# START OF RECORDS FOR THIS EXERCISE
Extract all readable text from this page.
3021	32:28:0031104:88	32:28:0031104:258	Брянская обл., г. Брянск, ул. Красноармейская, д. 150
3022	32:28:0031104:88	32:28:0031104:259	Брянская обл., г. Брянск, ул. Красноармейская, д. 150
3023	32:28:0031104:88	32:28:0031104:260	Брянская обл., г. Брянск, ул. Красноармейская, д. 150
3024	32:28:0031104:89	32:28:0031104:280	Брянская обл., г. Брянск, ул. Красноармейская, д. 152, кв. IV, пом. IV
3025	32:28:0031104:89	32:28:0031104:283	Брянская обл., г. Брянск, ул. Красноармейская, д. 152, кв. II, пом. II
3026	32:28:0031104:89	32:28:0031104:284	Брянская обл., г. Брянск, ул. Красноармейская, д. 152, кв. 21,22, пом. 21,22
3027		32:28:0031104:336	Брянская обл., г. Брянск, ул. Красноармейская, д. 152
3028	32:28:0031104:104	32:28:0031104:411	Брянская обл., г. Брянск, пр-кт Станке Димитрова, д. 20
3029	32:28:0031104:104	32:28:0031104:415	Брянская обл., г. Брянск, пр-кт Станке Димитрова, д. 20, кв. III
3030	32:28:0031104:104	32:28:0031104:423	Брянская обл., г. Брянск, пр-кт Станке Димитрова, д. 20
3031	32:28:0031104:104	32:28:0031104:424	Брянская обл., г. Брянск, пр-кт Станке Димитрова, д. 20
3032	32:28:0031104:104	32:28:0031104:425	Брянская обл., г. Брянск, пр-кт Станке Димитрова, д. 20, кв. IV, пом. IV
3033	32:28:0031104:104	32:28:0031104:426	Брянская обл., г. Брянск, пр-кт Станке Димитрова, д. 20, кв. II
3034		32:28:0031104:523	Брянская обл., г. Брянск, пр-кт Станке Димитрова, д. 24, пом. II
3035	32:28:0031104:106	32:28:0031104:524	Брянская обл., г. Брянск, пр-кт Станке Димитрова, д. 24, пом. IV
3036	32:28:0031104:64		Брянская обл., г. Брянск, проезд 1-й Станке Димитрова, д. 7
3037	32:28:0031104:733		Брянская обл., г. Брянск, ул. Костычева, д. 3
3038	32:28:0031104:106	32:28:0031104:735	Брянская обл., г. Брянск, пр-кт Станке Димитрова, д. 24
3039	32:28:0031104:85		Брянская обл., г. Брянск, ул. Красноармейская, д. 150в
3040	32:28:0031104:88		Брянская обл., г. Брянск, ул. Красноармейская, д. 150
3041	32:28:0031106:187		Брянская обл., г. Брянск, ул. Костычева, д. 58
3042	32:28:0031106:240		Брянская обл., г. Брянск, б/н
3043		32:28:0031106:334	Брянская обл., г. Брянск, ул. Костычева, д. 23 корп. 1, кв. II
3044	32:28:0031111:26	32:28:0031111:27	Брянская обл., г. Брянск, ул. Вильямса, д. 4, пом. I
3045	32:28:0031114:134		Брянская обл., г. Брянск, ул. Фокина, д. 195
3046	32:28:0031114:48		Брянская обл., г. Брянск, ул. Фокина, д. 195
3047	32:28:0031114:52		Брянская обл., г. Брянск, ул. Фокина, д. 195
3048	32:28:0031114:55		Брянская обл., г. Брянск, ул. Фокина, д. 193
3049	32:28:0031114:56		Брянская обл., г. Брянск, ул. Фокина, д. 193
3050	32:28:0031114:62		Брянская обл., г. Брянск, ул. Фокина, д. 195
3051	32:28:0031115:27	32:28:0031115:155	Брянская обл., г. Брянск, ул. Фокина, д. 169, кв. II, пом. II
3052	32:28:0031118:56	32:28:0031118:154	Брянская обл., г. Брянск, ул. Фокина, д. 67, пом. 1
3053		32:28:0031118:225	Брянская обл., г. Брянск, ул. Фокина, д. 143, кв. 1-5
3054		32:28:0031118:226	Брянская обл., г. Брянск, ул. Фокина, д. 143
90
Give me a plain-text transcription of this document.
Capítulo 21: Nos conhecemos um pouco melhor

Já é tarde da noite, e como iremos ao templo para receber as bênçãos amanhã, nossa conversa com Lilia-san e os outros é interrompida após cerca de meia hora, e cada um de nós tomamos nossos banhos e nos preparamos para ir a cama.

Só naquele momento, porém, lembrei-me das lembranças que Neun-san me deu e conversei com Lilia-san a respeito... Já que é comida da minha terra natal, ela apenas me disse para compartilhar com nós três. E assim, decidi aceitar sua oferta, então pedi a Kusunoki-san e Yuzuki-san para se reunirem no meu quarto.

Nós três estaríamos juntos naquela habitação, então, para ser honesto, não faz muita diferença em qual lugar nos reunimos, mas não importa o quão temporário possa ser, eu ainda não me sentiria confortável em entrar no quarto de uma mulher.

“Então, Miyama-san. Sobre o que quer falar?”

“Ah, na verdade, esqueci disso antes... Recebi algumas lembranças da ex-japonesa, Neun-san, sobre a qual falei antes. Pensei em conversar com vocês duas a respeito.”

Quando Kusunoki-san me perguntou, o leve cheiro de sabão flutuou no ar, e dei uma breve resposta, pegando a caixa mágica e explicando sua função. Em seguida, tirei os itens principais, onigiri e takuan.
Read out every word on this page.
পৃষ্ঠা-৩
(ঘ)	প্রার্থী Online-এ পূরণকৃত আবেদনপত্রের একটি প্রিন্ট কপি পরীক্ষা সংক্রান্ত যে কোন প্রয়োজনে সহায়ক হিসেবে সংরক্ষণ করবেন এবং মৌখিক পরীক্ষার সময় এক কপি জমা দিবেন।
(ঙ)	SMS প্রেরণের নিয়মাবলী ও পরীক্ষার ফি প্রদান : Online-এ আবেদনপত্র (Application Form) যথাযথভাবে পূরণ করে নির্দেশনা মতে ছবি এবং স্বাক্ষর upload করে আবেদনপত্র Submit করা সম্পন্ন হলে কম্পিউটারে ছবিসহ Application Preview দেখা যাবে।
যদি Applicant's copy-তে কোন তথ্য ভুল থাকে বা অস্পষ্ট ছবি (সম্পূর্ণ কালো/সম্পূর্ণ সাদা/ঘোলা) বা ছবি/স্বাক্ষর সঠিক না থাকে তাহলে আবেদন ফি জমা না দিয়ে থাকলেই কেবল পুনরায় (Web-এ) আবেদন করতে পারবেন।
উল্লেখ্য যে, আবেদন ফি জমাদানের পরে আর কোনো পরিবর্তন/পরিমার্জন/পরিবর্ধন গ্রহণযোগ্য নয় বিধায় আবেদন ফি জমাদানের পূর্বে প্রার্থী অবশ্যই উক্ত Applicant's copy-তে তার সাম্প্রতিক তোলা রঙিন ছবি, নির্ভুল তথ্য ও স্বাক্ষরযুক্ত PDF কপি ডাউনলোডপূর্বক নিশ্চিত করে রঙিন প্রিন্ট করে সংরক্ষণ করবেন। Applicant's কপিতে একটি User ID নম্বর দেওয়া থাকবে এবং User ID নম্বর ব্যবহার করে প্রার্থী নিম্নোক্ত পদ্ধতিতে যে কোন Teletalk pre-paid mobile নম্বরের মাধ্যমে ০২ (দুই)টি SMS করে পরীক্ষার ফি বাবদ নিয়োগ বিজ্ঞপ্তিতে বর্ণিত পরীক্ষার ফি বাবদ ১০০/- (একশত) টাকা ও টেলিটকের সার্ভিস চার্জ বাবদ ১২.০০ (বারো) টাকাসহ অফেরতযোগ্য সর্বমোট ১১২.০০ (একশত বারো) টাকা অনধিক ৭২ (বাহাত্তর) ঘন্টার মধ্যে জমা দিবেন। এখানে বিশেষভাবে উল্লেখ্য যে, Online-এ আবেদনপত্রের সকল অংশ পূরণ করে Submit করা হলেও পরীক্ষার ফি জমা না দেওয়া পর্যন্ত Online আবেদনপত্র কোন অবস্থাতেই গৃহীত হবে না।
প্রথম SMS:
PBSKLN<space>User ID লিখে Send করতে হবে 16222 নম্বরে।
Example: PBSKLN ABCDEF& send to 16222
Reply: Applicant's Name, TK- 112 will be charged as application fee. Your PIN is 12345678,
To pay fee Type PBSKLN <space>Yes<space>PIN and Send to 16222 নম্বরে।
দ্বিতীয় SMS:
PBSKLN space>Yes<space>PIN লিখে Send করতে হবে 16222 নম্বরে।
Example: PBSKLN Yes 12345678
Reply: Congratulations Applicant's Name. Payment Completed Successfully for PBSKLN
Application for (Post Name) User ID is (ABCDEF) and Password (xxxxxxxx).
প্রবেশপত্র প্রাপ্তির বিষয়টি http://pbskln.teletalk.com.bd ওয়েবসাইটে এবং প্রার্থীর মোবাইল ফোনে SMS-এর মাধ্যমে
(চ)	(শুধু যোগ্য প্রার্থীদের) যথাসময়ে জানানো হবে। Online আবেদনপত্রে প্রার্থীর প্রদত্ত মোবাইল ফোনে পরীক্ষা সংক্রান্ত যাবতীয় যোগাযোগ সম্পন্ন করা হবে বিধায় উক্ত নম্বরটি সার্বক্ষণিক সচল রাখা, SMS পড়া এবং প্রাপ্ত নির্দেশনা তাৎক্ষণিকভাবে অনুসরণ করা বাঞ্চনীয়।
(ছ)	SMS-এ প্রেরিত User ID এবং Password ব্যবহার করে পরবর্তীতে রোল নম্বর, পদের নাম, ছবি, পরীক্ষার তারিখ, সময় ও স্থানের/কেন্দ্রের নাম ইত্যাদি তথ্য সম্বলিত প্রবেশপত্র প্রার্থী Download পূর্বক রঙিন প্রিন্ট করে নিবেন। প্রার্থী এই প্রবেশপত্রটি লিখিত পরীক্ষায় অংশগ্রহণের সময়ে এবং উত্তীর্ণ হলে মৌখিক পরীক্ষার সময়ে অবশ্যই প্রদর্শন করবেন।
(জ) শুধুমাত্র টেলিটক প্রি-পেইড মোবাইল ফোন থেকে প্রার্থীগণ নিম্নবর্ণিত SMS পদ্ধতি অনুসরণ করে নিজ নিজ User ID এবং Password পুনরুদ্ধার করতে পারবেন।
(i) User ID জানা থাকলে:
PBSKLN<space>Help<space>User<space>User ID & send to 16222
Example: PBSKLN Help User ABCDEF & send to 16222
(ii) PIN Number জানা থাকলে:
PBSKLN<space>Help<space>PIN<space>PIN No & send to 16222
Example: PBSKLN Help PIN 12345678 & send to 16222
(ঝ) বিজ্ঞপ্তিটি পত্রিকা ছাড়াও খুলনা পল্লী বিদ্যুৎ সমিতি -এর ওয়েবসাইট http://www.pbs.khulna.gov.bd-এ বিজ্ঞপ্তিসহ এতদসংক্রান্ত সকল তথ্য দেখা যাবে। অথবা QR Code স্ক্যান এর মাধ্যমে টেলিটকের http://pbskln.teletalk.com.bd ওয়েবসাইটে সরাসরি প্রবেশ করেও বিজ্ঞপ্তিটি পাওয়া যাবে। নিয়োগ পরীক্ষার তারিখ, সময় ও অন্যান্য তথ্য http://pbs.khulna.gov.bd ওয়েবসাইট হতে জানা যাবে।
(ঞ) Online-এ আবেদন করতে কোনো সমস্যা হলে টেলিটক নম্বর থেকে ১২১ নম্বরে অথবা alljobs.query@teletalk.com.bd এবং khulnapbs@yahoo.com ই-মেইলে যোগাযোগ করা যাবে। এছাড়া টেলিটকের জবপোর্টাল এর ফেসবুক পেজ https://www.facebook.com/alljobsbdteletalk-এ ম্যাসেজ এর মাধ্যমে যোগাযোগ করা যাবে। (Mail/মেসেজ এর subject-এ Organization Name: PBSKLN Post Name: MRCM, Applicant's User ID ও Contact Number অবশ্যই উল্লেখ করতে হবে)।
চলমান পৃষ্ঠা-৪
# END OF RECORDS FOR THIS EXERCISE
PROBLEM REQUIREMENTS
Within the data above, pick out all lines holding the word "ABCDEF".

SOLUTION TO THE EXERCISE
Example: PBSKLN ABCDEF& send to 16222
Application for (Post Name) User ID is (ABCDEF) and Password (xxxxxxxx).
Example: PBSKLN Help User ABCDEF & send to 16222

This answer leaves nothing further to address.